### Source passage
As any idea of “nation-building” has become a term of derision among the more conservative Bushies, the world has responded in kind. From the elaborate courts of Arabia to the utilitarian offices of Brussels, an angry anti- Americanism is saying that, even where we share values, we no longer share interests.

But now, this very week, there is an important breakthrough in what has appeared to be the cold-hearted policies of the administration. As President Bush visits Latin America for a whirlwind but substantive four-day tour, he is inaugurating new development policies that both have heart and make sense.

“The basic idea here is the notion of a new compact for development,” is the way one White House policymaker explained the approach to me. “We will link our contributions to sound policies on the part of the countries being given aid. We’re attacking three essential elements for real growth.”

This means palpably that the United States is now offering $5 billion (and maybe up to $15 billion) for aid to selected countries over the next three years, targeted to drive productivity growth through improvement in health care, information technology and good governance.

The results will be constantly monitored, which is a great difference from earlier aid programs that were the darlings of certain rich Nordic countries, and/or designed to bankroll individual programs in Third World countries that were totally unlinked to any integrated plans.

My first thought when I heard of the president’s welcome new emphasis was a grateful, “Thanks be to God, we’re returning finally to the Alliance for Progress!” Other Latin Americanists saw the same resemblance to President John F. Kennedy’s dramatic breakthrough program of the early 1960s in Latin America. Back then, for the first time in history, the sleepy and too-often-corrupt Latin American governments put up $2 billion of their own money to try to develop their own countries and to help their own poor.

In fact, President Bush stopped in Monterrey, Mexico, Thursday for the kickoff of a passel of new programs at the United Nations Conference on Financing for Development. These will include a new U.S.-Mexican “Partnership for Prosperity” in which the two countries will steer private investment to “migrant-producing” areas of Mexico.

### Written request
Reproduce word for word the portion of the passage on U.S. development aid that opens with the words "As any idea" and closes with "and make sense.".

### Information supplied
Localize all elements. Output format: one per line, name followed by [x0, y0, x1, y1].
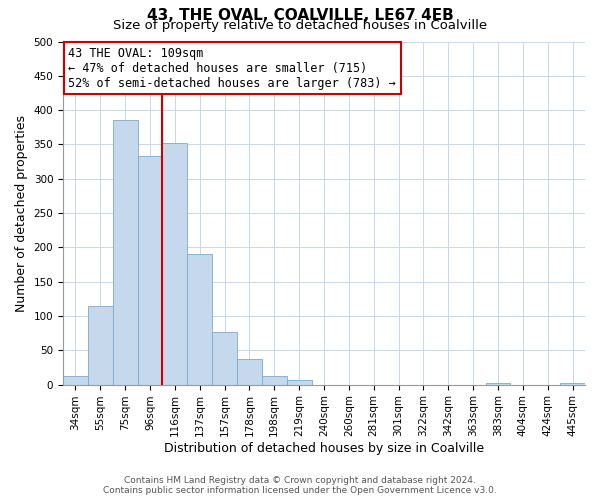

### Output for this exercise
As any idea of “nation-building” has become a term of derision among the more conservative Bushies, the world has responded in kind. From the elaborate courts of Arabia to the utilitarian offices of Brussels, an angry anti- Americanism is saying that, even where we share values, we no longer share interests.

But now, this very week, there is an important breakthrough in what has appeared to be the cold-hearted policies of the administration. As President Bush visits Latin America for a whirlwind but substantive four-day tour, he is inaugurating new development policies that both have heart and make sense.